» PROVIDED INFORMATION
>> BEGIN
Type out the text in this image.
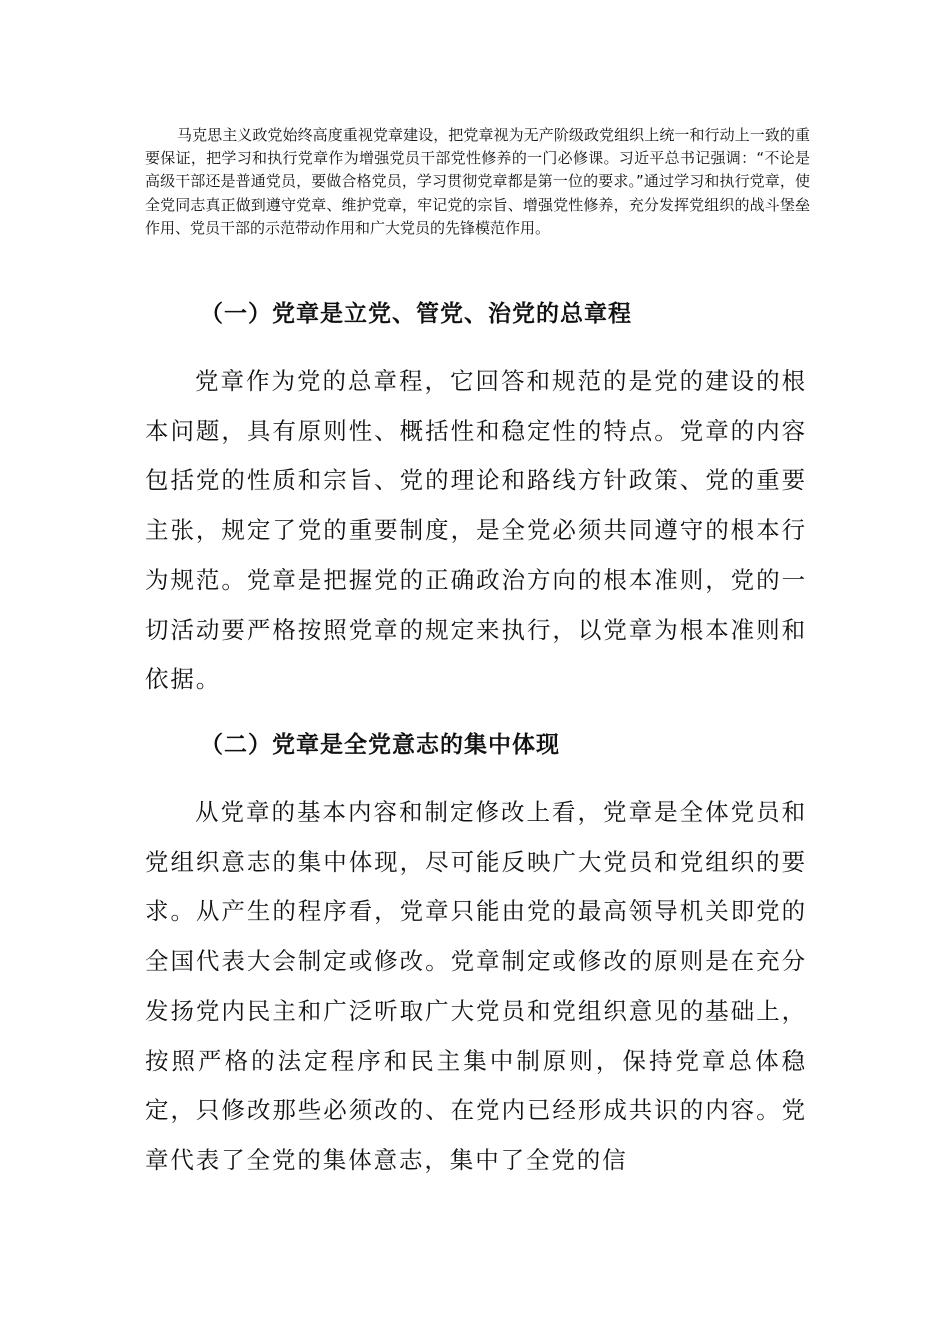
马克思主义政党始终高度重视党章建设，把党章视为无产阶级政党组织上统一和行动上一致的重要保证，把学习和执行党章作为增强党员干部党性修养的一门必修课。习近平总书记强调：“不论是高级干部还是普通党员，要做合格党员，学习贯彻党章都是第一位的要求。”通过学习和执行党章，使全党同志真正做到遵守党章、维护党章，牢记党的宗旨、增强党性修养，充分发挥党组织的战斗堡垒作用、党员干部的示范带动作用和广大党员的先锋模范作用。

（一）党章是立党、管党、治党的总章程

党章作为党的总章程，它回答和规范的是党的建设的根本问题，具有原则性、概括性和稳定性的特点。党章的内容包括党的性质和宗旨、党的理论和路线方针政策、党的重要主张，规定了党的重要制度，是全党必须共同遵守的根本行为规范。党章是把握党的正确政治方向的根本准则，党的一切活动要严格按照党章的规定来执行，以党章为根本准则和依据。

（二）党章是全党意志的集中体现

从党章的基本内容和制定修改上看，党章是全体党员和党组织意志的集中体现，尽可能反映广大党员和党组织的要求。从产生的程序看，党章只能由党的最高领导机关即党的全国代表大会制定或修改。党章制定或修改的原则是在充分发扬党内民主和广泛听取广大党员和党组织意见的基础上，按照严格的法定程序和民主集中制原则，保持党章总体稳定，只修改那些必须改的、在党内已经形成共识的内容。党章代表了全党的集体意志，集中了全党的信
>> END
» PROMPT
Set the pictures aside and transcribe the data above exactly.

» SOLUTION BELOW
Type out the text in this image.
马克思主义政党始终高度重视党章建设，把党章视为无产阶级政党组织上统一和行动上一致的重要保证，把学习和执行党章作为增强党员干部党性修养的一门必修课。习近平总书记强调：“不论是高级干部还是普通党员，要做合格党员，学习贯彻党章都是第一位的要求。”通过学习和执行党章，使全党同志真正做到遵守党章、维护党章，牢记党的宗旨、增强党性修养，充分发挥党组织的战斗堡垒作用、党员干部的示范带动作用和广大党员的先锋模范作用。

（一）党章是立党、管党、治党的总章程

党章作为党的总章程，它回答和规范的是党的建设的根本问题，具有原则性、概括性和稳定性的特点。党章的内容包括党的性质和宗旨、党的理论和路线方针政策、党的重要主张，规定了党的重要制度，是全党必须共同遵守的根本行为规范。党章是把握党的正确政治方向的根本准则，党的一切活动要严格按照党章的规定来执行，以党章为根本准则和依据。

（二）党章是全党意志的集中体现

从党章的基本内容和制定修改上看，党章是全体党员和党组织意志的集中体现，尽可能反映广大党员和党组织的要求。从产生的程序看，党章只能由党的最高领导机关即党的全国代表大会制定或修改。党章制定或修改的原则是在充分发扬党内民主和广泛听取广大党员和党组织意见的基础上，按照严格的法定程序和民主集中制原则，保持党章总体稳定，只修改那些必须改的、在党内已经形成共识的内容。党章代表了全党的集体意志，集中了全党的信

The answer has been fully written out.